▶ **WHAT IS EXPECTED**:
Reading down the listing below, count the lines where the word "back" shows up, then give only that count.

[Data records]
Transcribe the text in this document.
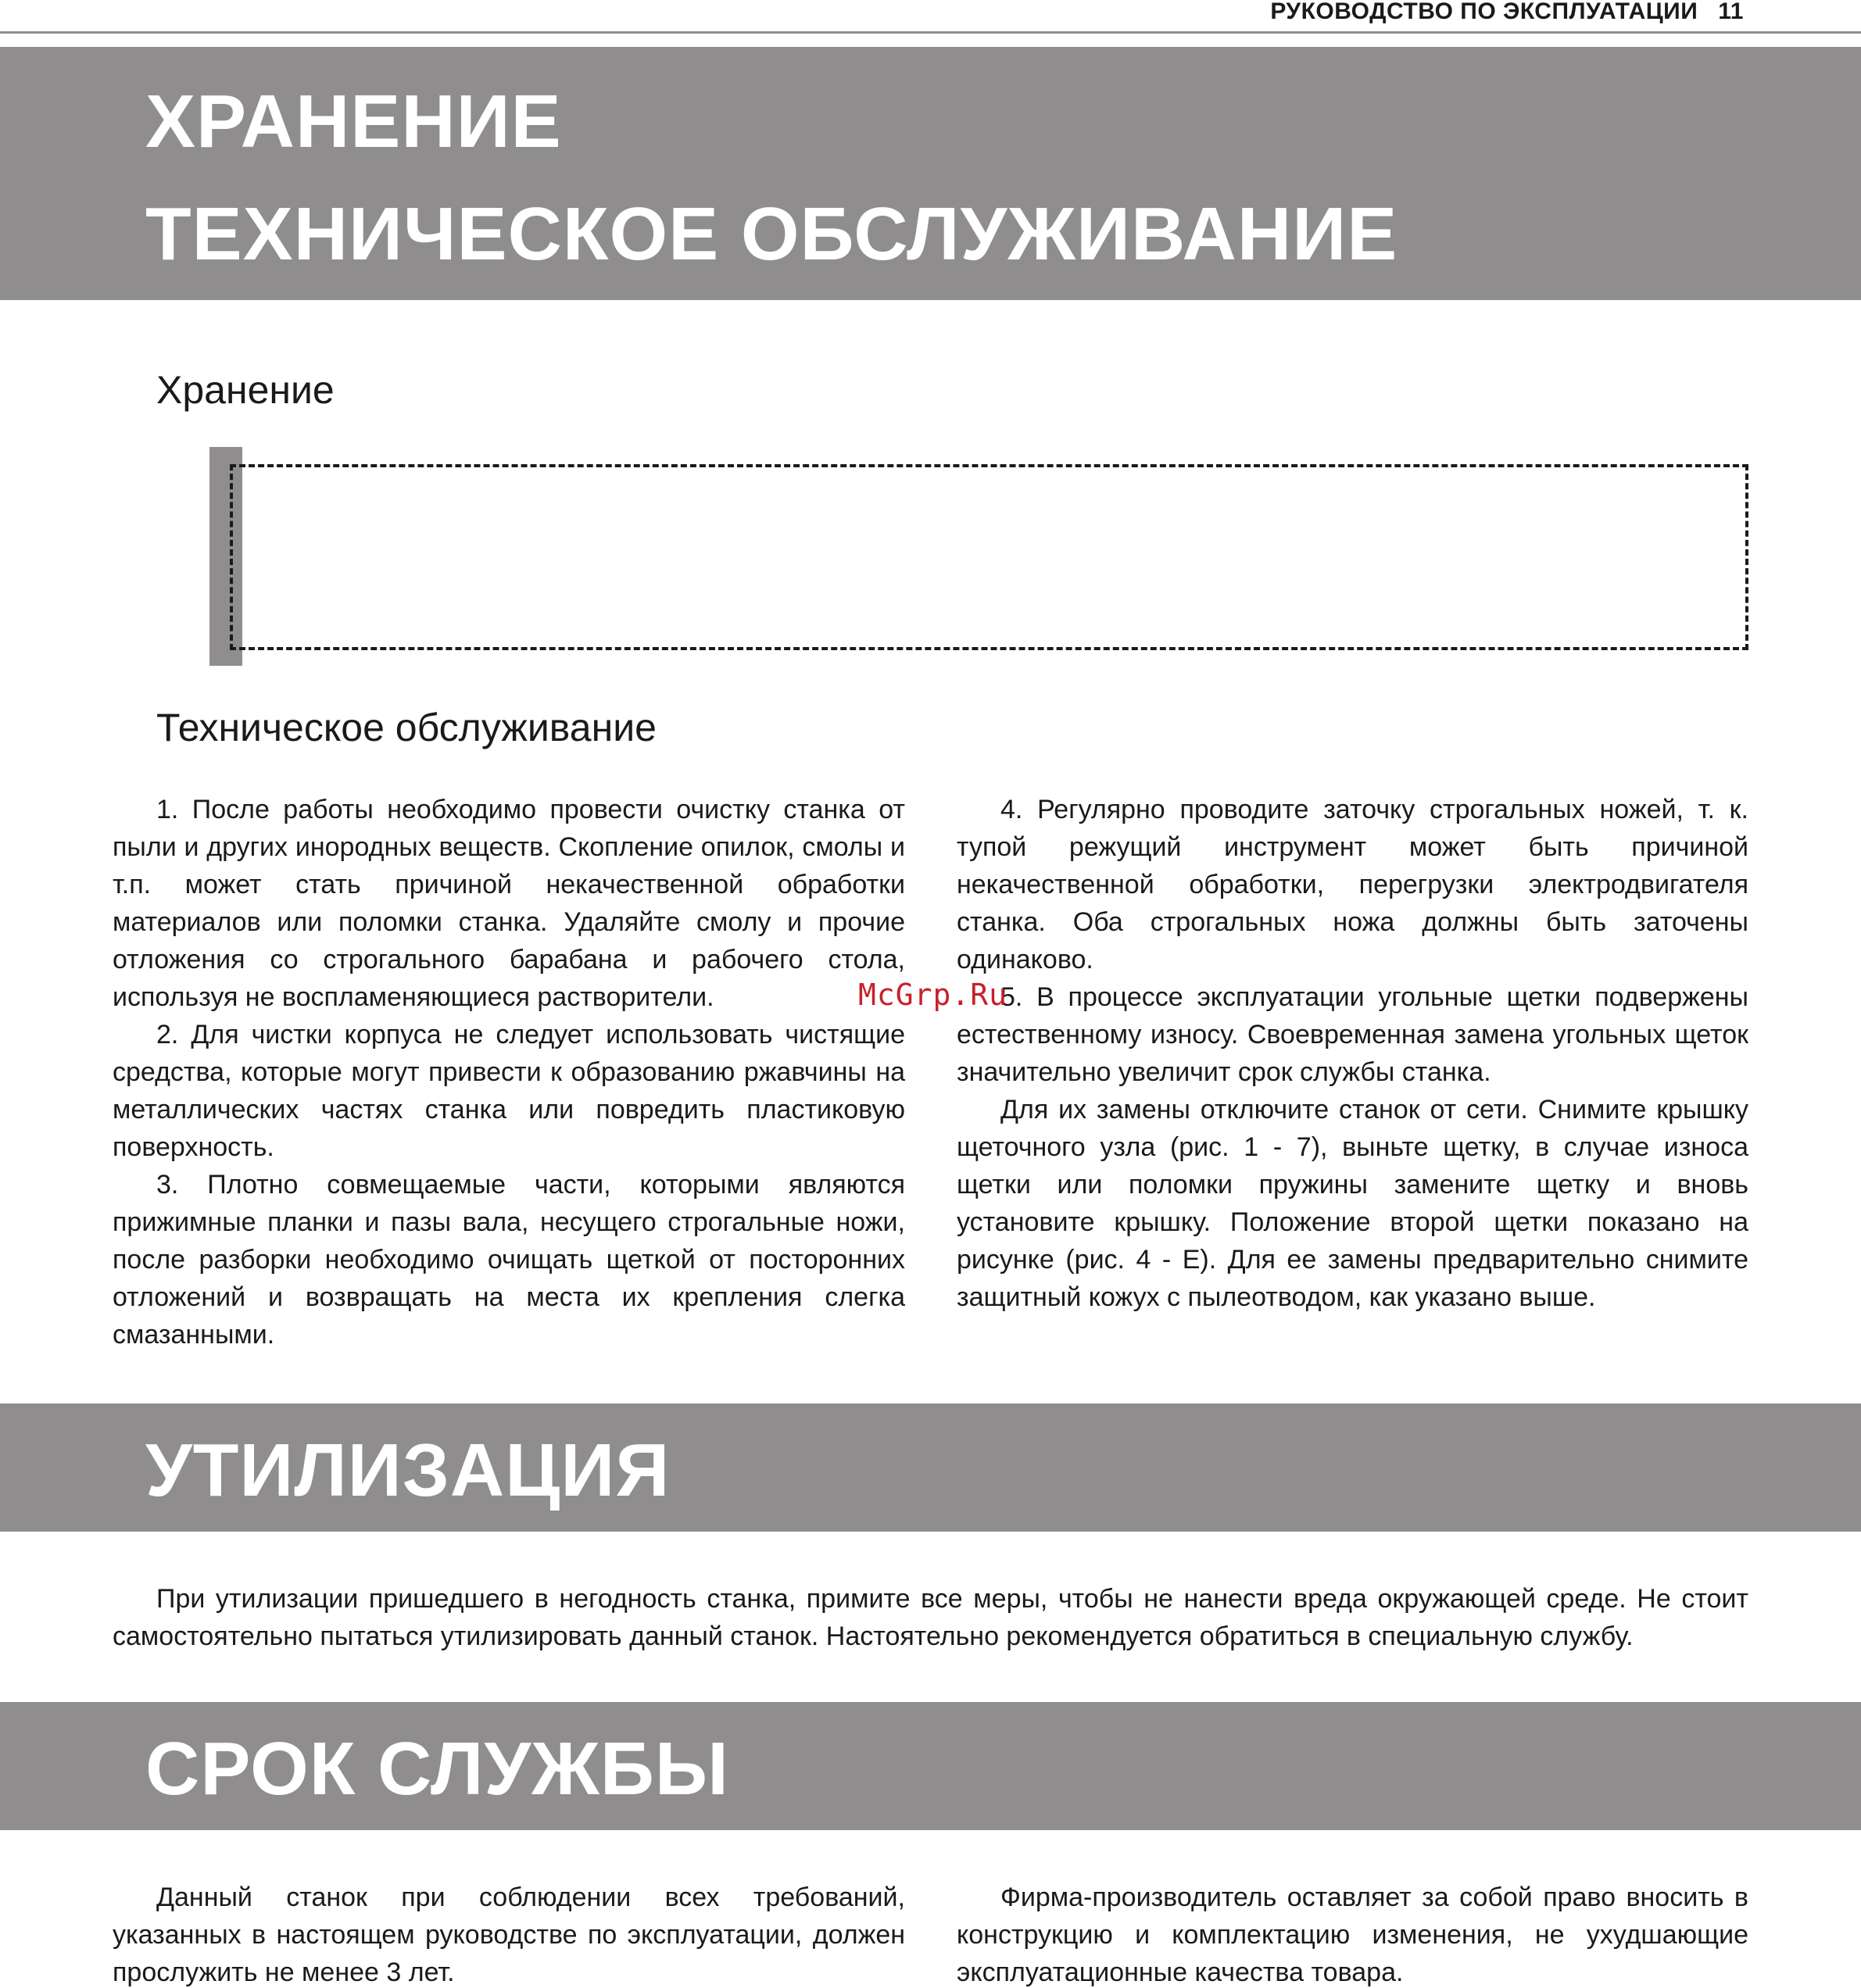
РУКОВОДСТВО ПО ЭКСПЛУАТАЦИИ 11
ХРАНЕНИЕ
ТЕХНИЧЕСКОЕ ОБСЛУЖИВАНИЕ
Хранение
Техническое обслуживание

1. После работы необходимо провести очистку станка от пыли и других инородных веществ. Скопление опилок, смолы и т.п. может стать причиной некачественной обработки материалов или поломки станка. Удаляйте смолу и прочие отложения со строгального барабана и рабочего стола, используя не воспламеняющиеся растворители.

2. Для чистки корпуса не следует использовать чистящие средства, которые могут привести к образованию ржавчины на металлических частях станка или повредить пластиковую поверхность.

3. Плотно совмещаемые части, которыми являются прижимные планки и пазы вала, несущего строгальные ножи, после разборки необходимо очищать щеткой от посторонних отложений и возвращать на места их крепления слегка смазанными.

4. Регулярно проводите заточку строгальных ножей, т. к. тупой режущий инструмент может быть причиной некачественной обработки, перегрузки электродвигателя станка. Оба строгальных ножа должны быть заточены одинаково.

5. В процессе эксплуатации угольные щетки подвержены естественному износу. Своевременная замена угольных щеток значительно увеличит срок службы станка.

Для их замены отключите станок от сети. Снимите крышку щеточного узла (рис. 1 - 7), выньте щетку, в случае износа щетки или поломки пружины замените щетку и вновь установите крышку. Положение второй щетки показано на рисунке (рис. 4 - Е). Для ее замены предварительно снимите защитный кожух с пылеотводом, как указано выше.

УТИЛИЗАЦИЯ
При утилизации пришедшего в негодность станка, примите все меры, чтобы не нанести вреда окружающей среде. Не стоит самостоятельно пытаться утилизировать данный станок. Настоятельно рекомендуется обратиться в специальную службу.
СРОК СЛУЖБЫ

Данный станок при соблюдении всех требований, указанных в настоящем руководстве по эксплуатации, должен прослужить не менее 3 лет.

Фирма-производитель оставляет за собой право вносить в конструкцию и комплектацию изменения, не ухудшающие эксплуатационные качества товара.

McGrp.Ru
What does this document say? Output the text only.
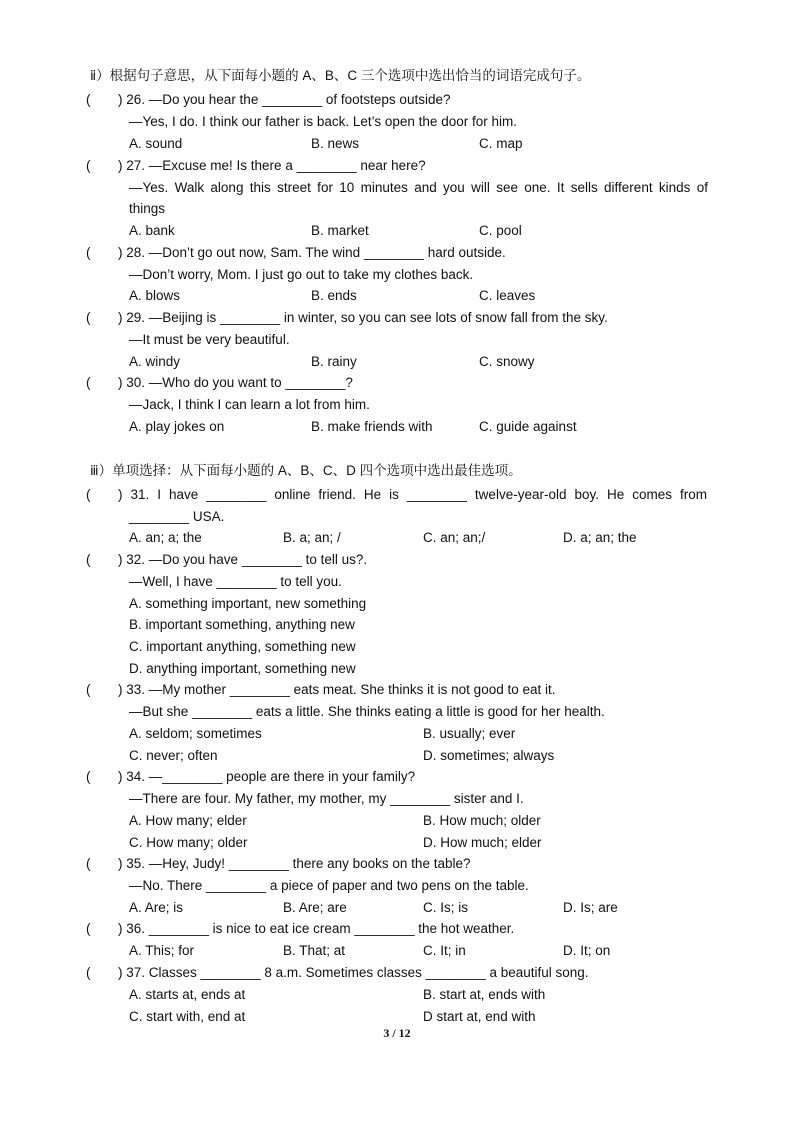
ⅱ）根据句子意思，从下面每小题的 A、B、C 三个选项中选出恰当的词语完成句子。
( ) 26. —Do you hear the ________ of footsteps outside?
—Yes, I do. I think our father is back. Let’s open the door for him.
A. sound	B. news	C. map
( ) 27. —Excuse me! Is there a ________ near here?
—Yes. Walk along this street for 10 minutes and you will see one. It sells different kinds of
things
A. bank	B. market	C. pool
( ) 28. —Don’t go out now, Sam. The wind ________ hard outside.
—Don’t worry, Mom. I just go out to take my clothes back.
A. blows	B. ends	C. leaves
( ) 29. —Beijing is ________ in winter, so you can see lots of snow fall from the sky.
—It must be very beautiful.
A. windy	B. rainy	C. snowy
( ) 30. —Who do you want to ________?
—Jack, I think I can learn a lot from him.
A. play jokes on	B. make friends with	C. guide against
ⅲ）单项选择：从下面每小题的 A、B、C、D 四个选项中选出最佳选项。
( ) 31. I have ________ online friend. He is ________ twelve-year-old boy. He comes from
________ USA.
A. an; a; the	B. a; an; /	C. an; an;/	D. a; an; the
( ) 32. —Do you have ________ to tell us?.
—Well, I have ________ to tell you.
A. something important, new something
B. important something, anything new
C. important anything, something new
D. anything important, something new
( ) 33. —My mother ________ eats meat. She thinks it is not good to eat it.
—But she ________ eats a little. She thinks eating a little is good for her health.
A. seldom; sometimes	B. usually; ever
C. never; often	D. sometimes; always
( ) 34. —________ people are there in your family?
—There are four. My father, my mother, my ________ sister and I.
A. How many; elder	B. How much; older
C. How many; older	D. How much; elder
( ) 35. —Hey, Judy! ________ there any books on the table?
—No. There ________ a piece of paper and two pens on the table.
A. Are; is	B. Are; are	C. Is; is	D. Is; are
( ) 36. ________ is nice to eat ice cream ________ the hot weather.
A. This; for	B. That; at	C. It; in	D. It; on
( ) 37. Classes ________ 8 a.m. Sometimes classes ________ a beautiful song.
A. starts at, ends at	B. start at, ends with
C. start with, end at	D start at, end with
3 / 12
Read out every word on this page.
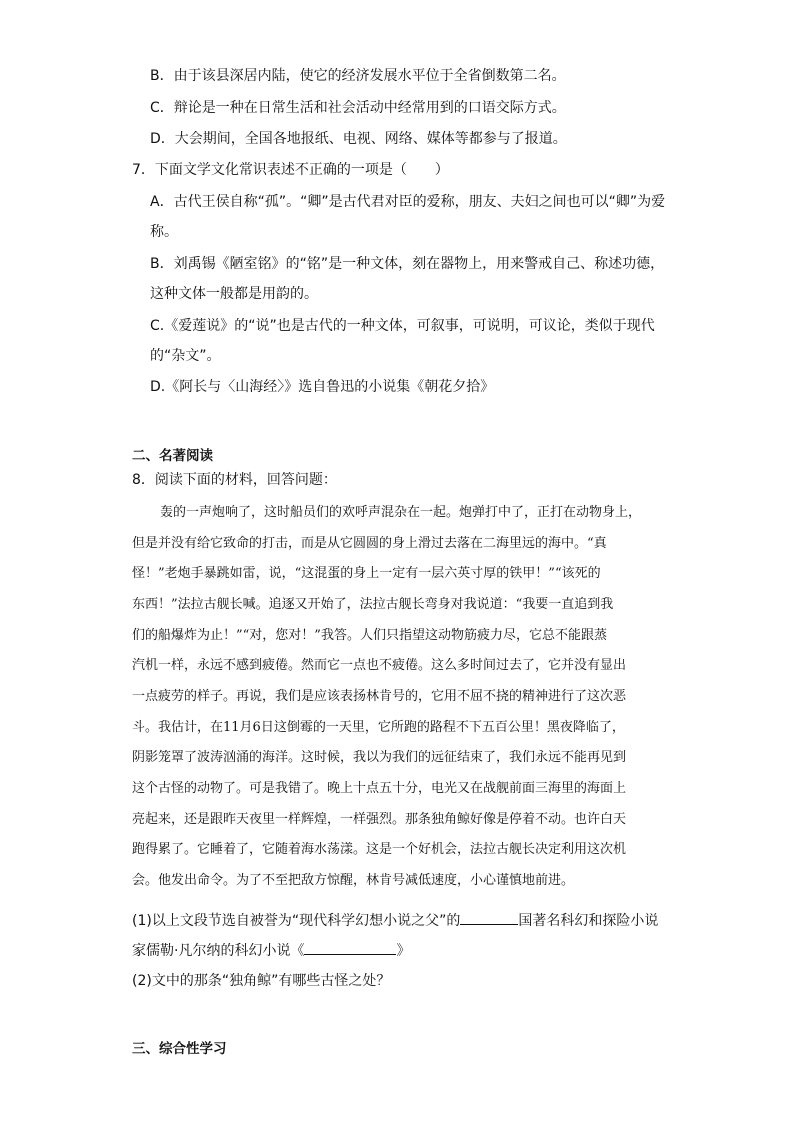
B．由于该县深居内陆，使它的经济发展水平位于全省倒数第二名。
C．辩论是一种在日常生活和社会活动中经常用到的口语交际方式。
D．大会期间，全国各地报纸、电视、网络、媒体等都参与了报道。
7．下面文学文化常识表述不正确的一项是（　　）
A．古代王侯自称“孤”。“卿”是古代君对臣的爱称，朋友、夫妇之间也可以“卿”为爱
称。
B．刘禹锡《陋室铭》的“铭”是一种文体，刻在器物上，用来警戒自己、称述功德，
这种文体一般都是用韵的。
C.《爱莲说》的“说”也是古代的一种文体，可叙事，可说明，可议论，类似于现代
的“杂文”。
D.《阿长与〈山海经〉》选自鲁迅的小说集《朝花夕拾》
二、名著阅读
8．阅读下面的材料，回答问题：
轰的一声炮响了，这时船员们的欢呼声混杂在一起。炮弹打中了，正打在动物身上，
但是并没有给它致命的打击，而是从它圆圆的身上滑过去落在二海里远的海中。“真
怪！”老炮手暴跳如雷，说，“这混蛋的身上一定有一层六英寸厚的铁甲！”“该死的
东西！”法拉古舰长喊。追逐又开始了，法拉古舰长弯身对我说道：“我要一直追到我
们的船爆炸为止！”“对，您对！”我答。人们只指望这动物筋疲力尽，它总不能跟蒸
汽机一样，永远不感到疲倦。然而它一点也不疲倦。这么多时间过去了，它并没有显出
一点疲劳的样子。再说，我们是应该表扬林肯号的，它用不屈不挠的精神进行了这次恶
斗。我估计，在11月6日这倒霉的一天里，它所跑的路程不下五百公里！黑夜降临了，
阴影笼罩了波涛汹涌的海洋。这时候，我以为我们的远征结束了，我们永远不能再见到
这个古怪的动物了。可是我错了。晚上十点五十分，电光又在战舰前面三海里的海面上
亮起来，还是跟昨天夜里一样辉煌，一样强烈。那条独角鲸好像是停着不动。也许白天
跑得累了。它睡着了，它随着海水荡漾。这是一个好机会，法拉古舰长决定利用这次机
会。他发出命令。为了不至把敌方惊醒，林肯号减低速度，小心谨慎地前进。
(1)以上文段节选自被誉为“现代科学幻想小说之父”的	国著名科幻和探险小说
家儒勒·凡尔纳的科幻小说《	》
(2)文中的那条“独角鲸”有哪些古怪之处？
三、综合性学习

▶ **SOLUTION**:
2